Provided records:
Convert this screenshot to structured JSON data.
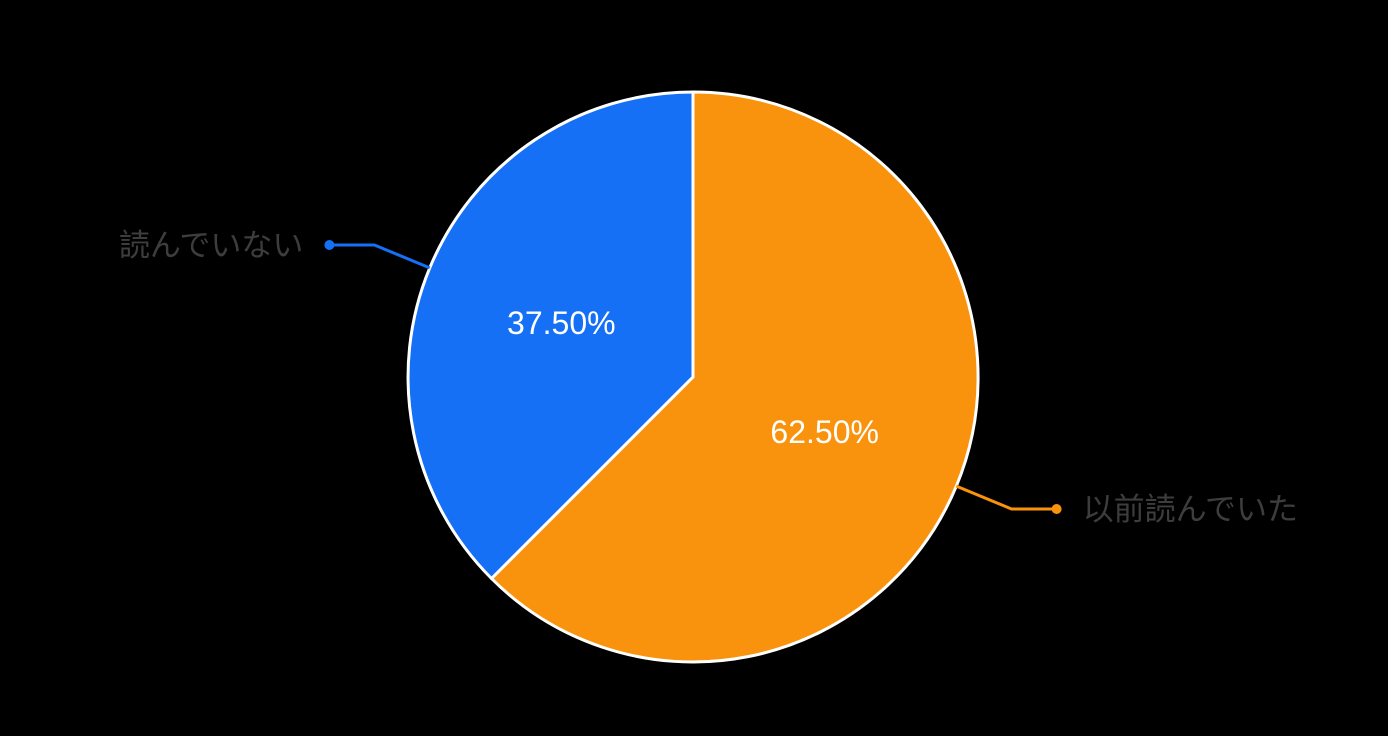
{
  "background_color": "#000000",
  "chart_data": {
    "type": "pie",
    "labels": [
      "以前読んでいた",
      "読んでいない"
    ],
    "values": [
      62.5,
      37.5
    ],
    "value_labels": [
      "62.50%",
      "37.50%"
    ],
    "colors": [
      "#F9930D",
      "#1570F6"
    ],
    "slice_border_color": "#ffffff",
    "value_label_color": "#ffffff",
    "category_label_color": "#3d3d3d",
    "start_angle_deg": 0,
    "direction": "clockwise",
    "legend_position": "none",
    "labels_style": "outside-with-leader-lines"
  }
}
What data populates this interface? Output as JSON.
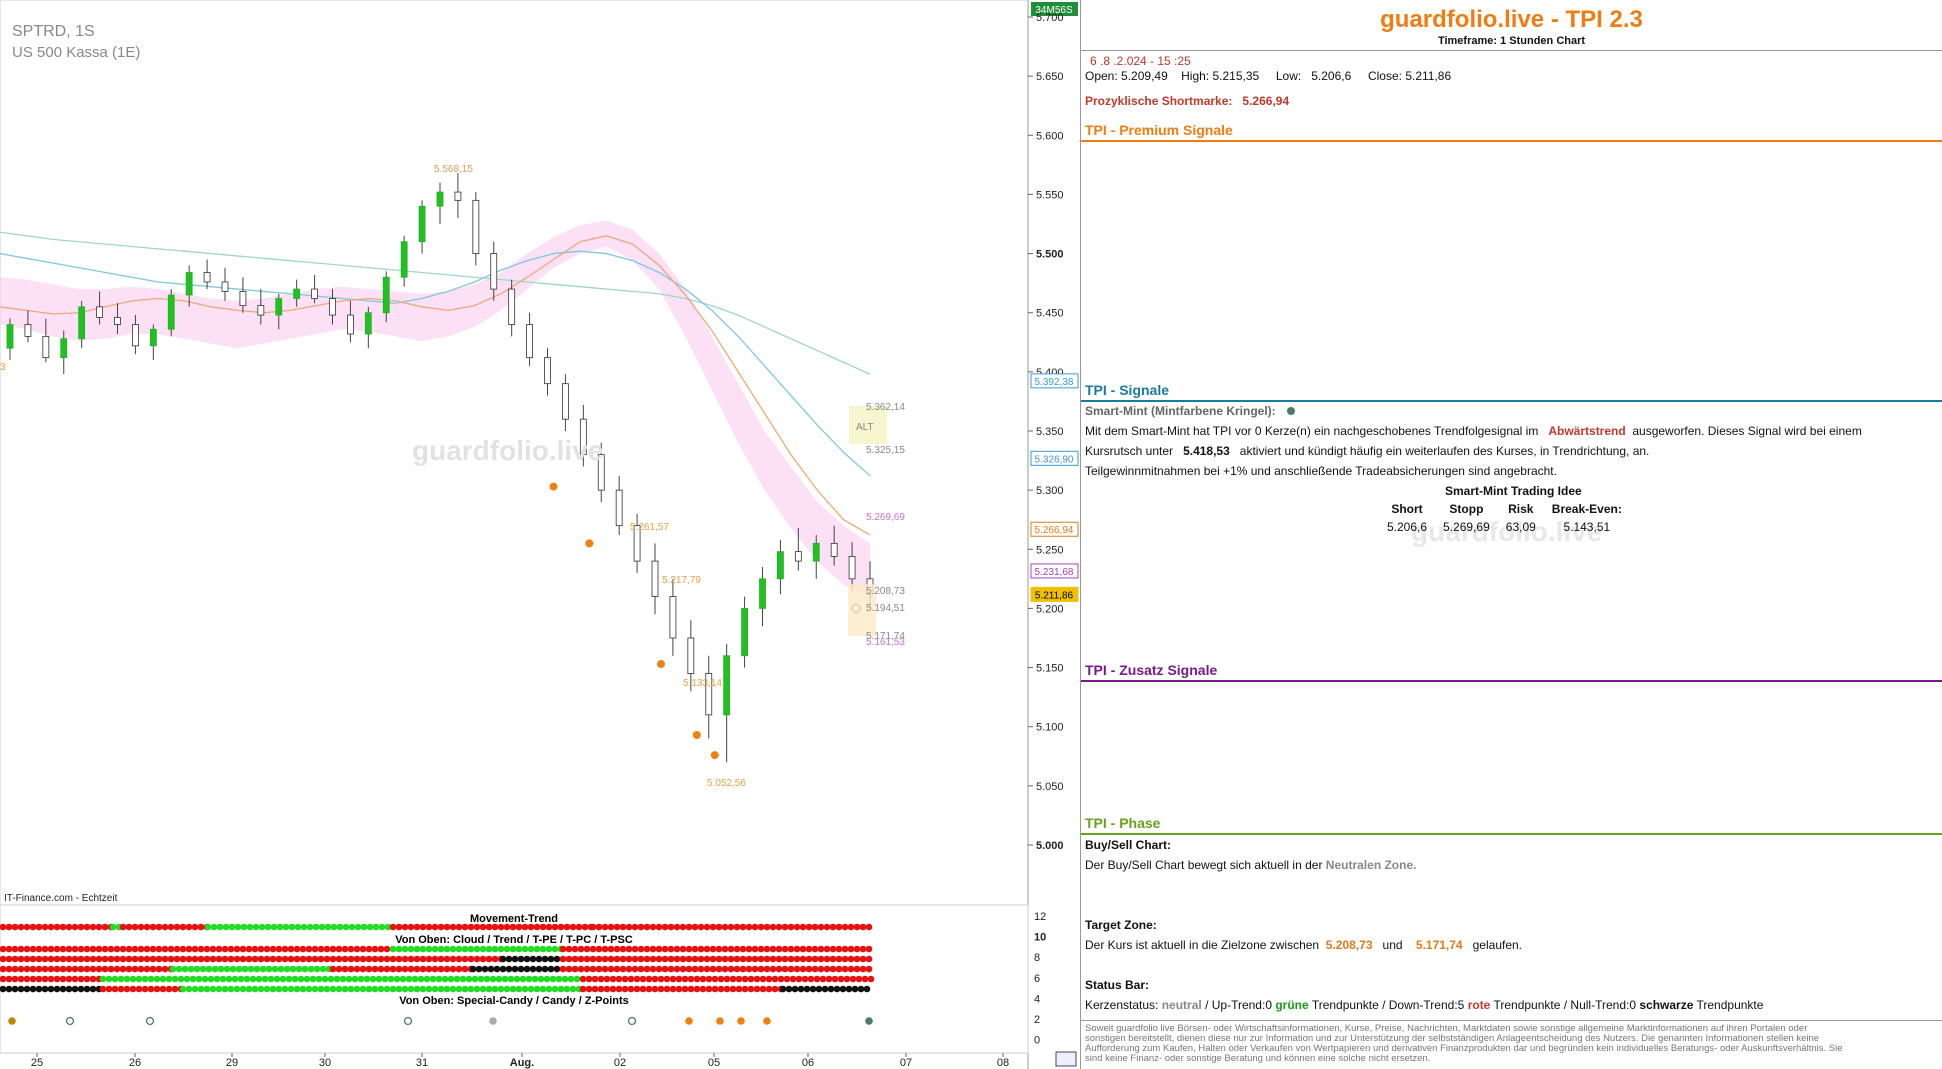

Required task:
Drop the pictures and reproduce the rest of the entries above exactly.

The answer:
Convert this screenshot to structured JSON data.
{
  "background_color": "#000000",
  "chart_data": {
    "type": "pie",
    "labels": [
      "以前読んでいた",
      "読んでいない"
    ],
    "values": [
      62.5,
      37.5
    ],
    "value_labels": [
      "62.50%",
      "37.50%"
    ],
    "colors": [
      "#F9930D",
      "#1570F6"
    ],
    "slice_border_color": "#ffffff",
    "value_label_color": "#ffffff",
    "category_label_color": "#3d3d3d",
    "start_angle_deg": 0,
    "direction": "clockwise",
    "legend_position": "none",
    "labels_style": "outside-with-leader-lines"
  }
}
What data populates this interface? Output as JSON.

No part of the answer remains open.